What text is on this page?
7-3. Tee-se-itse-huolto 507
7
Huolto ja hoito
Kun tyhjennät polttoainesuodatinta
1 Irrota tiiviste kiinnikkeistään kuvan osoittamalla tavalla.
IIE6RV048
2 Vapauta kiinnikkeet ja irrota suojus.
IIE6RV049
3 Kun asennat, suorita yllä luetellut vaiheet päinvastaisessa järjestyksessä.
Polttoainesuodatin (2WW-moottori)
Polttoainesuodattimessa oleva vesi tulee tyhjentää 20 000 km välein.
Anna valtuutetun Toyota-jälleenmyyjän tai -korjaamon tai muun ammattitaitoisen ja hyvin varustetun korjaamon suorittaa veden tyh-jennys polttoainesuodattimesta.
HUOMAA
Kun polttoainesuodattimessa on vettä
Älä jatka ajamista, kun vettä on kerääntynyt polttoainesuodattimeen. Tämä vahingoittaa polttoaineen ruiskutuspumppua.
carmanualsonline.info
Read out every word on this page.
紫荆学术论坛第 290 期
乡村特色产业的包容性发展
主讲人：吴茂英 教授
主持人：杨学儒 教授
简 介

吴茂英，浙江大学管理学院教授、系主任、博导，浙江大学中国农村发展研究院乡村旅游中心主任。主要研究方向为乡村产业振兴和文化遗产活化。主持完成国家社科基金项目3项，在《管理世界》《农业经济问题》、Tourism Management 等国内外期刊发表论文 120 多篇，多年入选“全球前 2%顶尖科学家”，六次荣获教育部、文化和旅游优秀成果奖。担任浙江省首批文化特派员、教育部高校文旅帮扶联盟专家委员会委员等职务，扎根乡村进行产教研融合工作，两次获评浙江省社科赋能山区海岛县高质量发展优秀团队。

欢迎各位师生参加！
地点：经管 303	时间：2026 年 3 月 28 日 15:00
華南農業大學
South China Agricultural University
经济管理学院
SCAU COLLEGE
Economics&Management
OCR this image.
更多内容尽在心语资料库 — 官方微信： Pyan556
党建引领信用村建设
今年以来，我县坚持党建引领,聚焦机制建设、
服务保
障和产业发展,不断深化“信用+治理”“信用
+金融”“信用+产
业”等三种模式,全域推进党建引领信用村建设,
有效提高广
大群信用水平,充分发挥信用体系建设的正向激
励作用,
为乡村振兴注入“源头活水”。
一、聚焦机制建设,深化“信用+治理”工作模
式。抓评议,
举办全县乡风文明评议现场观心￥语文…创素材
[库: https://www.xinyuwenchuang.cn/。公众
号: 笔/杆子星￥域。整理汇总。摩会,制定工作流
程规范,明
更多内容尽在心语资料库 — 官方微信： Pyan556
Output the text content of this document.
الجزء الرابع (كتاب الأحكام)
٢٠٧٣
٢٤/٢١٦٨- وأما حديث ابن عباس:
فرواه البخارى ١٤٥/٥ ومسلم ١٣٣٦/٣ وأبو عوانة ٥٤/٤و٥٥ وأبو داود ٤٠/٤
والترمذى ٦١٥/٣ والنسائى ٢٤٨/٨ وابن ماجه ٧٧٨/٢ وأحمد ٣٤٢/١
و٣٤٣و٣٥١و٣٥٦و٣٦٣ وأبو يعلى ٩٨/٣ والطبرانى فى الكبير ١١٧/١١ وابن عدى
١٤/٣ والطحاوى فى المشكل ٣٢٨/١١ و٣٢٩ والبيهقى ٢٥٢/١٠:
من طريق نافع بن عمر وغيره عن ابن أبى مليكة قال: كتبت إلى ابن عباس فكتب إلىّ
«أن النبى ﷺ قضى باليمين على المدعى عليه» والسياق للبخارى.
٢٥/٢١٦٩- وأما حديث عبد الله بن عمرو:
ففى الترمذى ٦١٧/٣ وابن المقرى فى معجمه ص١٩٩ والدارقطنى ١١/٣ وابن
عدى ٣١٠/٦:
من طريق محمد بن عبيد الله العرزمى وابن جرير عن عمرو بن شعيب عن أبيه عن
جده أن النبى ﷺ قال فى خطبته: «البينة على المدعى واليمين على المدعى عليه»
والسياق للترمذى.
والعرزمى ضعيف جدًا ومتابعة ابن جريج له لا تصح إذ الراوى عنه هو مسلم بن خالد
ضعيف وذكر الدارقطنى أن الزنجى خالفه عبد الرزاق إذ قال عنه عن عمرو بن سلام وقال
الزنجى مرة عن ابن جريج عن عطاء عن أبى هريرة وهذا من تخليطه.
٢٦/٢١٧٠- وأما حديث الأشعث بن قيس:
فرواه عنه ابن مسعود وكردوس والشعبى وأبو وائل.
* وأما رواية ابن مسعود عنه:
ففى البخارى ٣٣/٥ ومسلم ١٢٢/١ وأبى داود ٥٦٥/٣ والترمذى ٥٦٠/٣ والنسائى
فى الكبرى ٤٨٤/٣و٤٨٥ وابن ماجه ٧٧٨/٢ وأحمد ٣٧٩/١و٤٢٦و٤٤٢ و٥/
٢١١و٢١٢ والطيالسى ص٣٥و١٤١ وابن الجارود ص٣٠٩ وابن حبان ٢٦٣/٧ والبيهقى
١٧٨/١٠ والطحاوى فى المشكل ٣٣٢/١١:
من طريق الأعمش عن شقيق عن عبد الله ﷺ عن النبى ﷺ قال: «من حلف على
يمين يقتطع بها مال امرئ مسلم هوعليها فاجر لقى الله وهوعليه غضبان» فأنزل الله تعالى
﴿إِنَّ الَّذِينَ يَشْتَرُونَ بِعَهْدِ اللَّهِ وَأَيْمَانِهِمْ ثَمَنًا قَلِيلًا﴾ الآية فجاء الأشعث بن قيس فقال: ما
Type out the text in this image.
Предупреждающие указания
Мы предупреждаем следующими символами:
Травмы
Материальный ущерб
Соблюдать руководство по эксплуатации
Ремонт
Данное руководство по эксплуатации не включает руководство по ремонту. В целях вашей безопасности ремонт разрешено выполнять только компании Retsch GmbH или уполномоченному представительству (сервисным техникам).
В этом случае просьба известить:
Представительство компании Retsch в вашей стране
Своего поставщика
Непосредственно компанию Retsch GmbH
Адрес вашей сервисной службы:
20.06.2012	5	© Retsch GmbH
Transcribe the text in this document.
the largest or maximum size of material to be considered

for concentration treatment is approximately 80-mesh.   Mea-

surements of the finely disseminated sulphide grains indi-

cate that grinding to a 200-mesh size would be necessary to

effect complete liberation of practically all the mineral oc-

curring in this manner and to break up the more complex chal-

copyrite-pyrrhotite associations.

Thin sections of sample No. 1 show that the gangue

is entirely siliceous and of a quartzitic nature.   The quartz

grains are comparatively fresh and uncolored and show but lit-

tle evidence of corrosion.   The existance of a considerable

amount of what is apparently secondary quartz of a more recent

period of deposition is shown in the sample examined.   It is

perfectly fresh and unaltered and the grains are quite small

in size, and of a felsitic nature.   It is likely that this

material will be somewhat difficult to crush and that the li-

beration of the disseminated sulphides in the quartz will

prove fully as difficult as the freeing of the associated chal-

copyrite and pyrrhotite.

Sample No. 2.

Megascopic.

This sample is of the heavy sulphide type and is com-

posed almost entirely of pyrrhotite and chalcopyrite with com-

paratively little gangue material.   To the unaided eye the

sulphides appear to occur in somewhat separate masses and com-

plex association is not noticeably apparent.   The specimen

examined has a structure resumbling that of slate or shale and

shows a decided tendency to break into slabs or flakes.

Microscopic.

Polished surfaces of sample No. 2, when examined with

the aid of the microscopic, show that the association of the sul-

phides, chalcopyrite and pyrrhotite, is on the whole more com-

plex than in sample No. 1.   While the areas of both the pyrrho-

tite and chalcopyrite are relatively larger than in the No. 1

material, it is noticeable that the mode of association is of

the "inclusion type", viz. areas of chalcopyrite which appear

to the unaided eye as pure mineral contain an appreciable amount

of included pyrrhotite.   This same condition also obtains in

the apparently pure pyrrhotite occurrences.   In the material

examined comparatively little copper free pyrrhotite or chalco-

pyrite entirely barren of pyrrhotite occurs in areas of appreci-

====

WHAT IS ASKED. Above are the records. Identify each line that contains the word "Retsch".

CORRECT RESULT.
Данное руководство по эксплуатации не включает руководство по ремонту. В целях вашей безопасности ремонт разрешено выполнять только компании Retsch GmbH или уполномоченному представительству (сервисным техникам).
Представительство компании Retsch в вашей стране
Непосредственно компанию Retsch GmbH
20.06.2012	5	© Retsch GmbH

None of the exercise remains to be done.